▶ **TASK REQUIREMENTS**: Quote the passage of the Martin-Paul Samba text below, starting with "Mebenga entered the" and going on through "businessman in Ebolowa.".

▶ **PAGE EXTRACT**:
****************************************

Cameroonian resistance fighter and military officer

Martin-Paul Samba, born Mebenga m'Ebono (c. 1875 - 8 August 1914) was a Bulu military officer during the Imperial German colonial period of Cameroon. M'Ebono became a favourite of the German colonials during his upbringing in Kribi, a coastal settlement in southern Cameroon. He was sent to Germany in 1891 to enter the German Military Academy; he was baptised Martin-Paul Samba while abroad. Upon graduation, Samba returned to Cameroon and accompanied German military expeditions across the colony.

Samba resigned his commission in 1902 and entered private business in Ebolowa. He began to plot an uprising against the Germans. He secretly contacted British and French forces to secure arms, but one such letter was intercepted. German forces arrested him and charged him with high treason. Samba was executed on 8 August 1914. Today, many Cameroonian historians view Samba as one of Cameroon's earliest heroes and nationalists.
His memory is commemorated by a statue in Ebolowa.

==Childhood and German collaboration==
Mebenga m'Ebono was born circa 1875 in a village known as Metoutou-Engong, near Ebolowa in what is today the South Province of Cameroon. He was a member of the Yemeyema clan of the Bulu ethnic group. When Mebenga's was orphaned as an infant, his uncle, Oban Ebono, took the child into his care. In 1885, Ebono sent Mebenga to be raised by Banoho Issamba, a Batanga man who had come to prominence as a trader in the coastal settlement of Kribi. Mebenga spent the rest of his childhood there.

The young Mebenga became a favourite of the German colonials who lived in Kribi. He entered the service of German explorer Kurt von Morgan, whom he accompanied on expeditions beginning in 1889. Two years later, Von Morgan paid to have m'Ebono educated in Germany.

Mebenga entered the German Military Academy, where he was given the name Samba. That November, he was baptised as Martin-Paul. Samba graduated in 1894 with the rank of captain.

Samba returned to Kamerun that same year. For the next seven years, he accompanied German expeditions under the command of Hans Dominik to explore the Kamerun hinterland and subjugate native resistance. Samba participated in actions against the settlements of Bati and Tibati and against several Ngila and Limba villages. Samba's own people came to view him as a turncoat. In 1902, he resigned his commission to become a businessman in Ebolowa.

****************************************

▶ **DATA**:
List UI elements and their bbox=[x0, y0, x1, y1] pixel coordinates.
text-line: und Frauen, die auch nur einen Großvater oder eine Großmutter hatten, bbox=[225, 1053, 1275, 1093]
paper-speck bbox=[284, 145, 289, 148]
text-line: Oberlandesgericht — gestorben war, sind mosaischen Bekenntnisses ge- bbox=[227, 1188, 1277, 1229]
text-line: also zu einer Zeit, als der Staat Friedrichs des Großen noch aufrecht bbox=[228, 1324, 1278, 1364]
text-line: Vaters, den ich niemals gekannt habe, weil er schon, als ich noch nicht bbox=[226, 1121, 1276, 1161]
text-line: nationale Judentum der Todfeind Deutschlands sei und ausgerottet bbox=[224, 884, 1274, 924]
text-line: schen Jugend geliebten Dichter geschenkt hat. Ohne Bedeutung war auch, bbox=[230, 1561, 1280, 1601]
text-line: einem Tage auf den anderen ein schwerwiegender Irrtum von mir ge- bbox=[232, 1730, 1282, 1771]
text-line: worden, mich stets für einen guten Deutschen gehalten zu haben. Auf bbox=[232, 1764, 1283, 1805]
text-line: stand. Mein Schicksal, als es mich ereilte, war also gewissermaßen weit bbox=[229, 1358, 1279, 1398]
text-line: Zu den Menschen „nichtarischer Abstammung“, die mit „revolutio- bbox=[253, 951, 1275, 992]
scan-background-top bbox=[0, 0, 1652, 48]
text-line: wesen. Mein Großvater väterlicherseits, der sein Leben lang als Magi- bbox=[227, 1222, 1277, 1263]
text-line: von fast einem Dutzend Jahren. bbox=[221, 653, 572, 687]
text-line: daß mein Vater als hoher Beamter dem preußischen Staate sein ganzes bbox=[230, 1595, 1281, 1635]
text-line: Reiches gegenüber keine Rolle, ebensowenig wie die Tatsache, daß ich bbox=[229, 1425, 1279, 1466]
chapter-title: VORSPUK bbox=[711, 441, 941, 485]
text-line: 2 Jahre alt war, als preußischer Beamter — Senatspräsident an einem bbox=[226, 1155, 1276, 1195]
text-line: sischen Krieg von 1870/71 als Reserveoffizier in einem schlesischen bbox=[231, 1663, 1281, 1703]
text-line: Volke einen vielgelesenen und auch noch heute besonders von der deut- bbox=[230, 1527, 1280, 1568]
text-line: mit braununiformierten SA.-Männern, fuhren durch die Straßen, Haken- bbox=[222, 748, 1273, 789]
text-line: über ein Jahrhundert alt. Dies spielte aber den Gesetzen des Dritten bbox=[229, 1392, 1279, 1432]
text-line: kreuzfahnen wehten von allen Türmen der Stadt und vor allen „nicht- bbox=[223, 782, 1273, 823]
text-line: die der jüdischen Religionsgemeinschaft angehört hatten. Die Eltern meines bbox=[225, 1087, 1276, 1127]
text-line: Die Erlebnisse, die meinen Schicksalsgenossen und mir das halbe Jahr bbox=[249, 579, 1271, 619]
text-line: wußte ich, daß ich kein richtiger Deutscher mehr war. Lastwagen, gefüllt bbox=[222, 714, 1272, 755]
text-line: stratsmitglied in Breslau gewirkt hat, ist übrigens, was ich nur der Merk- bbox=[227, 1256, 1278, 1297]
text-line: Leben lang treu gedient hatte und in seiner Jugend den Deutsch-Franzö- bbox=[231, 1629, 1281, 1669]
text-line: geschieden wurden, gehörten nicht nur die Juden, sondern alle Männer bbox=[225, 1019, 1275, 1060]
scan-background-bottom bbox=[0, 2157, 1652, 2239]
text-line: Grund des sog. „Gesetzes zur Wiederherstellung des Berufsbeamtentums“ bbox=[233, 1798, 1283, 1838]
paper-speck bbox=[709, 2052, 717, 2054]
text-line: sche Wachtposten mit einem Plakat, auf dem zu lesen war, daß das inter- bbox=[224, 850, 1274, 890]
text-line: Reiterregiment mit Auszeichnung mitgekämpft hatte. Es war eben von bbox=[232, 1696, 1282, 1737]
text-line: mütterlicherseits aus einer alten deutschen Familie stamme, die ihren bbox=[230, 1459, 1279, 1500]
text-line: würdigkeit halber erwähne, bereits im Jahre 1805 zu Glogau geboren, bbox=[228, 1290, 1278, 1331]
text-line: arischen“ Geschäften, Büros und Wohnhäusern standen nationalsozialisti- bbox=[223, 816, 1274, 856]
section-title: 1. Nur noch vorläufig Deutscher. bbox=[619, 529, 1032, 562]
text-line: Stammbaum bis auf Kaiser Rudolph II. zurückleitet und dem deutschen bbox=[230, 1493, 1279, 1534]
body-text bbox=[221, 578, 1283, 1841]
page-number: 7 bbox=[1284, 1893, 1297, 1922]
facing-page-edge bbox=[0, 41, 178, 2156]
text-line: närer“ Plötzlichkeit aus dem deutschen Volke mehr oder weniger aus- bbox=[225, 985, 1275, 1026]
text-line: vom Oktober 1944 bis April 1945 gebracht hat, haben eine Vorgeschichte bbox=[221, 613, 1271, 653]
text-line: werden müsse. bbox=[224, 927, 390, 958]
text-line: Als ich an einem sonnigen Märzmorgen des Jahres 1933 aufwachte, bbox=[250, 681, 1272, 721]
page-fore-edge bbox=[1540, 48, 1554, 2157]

****************************************

▶ **ANSWER BELOW**:
Mebenga entered the German Military Academy, where he was given the name Samba. That November, he was baptised as Martin-Paul. Samba graduated in 1894 with the rank of captain.

Samba returned to Kamerun that same year. For the next seven years, he accompanied German expeditions under the command of Hans Dominik to explore the Kamerun hinterland and subjugate native resistance. Samba participated in actions against the settlements of Bati and Tibati and against several Ngila and Limba villages. Samba's own people came to view him as a turncoat. In 1902, he resigned his commission to become a businessman in Ebolowa.